WRITTEN EXERCISE | Identify every line containing the word "piControl" and reproduce each one.

INPUT MATERIAL |
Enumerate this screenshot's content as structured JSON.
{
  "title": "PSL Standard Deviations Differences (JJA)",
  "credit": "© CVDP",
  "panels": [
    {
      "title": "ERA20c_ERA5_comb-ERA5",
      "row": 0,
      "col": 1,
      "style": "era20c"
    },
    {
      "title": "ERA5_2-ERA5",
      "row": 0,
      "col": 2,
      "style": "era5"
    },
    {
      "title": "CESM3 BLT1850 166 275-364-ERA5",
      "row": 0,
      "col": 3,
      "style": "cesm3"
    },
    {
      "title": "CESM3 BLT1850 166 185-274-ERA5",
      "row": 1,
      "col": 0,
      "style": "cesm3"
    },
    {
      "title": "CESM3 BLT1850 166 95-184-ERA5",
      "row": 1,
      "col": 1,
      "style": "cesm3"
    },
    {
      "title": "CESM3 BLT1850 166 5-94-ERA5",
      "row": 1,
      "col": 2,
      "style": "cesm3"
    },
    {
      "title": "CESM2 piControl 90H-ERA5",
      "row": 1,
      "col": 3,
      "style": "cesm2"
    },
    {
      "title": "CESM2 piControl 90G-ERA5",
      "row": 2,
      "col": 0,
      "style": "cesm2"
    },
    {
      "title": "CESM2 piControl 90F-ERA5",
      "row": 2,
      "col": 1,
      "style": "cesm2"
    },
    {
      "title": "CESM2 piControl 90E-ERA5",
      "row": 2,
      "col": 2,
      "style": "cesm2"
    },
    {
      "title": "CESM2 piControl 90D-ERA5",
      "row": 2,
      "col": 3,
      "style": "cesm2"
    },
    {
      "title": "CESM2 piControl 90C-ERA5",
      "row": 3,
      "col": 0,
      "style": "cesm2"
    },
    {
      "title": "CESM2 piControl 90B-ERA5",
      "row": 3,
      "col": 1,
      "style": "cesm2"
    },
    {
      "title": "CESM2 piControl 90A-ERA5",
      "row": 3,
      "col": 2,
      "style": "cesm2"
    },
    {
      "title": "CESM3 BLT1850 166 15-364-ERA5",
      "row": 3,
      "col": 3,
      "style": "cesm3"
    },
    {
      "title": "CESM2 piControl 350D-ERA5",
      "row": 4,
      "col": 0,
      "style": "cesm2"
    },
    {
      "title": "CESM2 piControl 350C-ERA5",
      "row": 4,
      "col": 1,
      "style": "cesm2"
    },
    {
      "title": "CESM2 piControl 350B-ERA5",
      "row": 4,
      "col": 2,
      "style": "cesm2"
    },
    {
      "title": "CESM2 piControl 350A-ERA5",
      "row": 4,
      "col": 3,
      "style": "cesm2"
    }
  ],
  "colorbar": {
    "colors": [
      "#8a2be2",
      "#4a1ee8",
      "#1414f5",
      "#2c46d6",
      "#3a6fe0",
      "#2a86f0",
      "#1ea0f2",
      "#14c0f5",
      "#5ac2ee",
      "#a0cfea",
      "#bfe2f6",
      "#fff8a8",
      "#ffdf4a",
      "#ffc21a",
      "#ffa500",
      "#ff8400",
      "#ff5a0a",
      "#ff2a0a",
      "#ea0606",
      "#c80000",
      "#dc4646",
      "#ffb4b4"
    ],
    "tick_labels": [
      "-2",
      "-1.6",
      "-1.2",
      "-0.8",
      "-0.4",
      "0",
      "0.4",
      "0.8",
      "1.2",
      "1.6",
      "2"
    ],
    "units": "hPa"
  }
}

PROBLEM SOLUTION |
      "title": "CESM2 piControl 90H-ERA5",
      "title": "CESM2 piControl 90G-ERA5",
      "title": "CESM2 piControl 90F-ERA5",
      "title": "CESM2 piControl 90E-ERA5",
      "title": "CESM2 piControl 90D-ERA5",
      "title": "CESM2 piControl 90C-ERA5",
      "title": "CESM2 piControl 90B-ERA5",
      "title": "CESM2 piControl 90A-ERA5",
      "title": "CESM2 piControl 350D-ERA5",
      "title": "CESM2 piControl 350C-ERA5",
      "title": "CESM2 piControl 350B-ERA5",
      "title": "CESM2 piControl 350A-ERA5",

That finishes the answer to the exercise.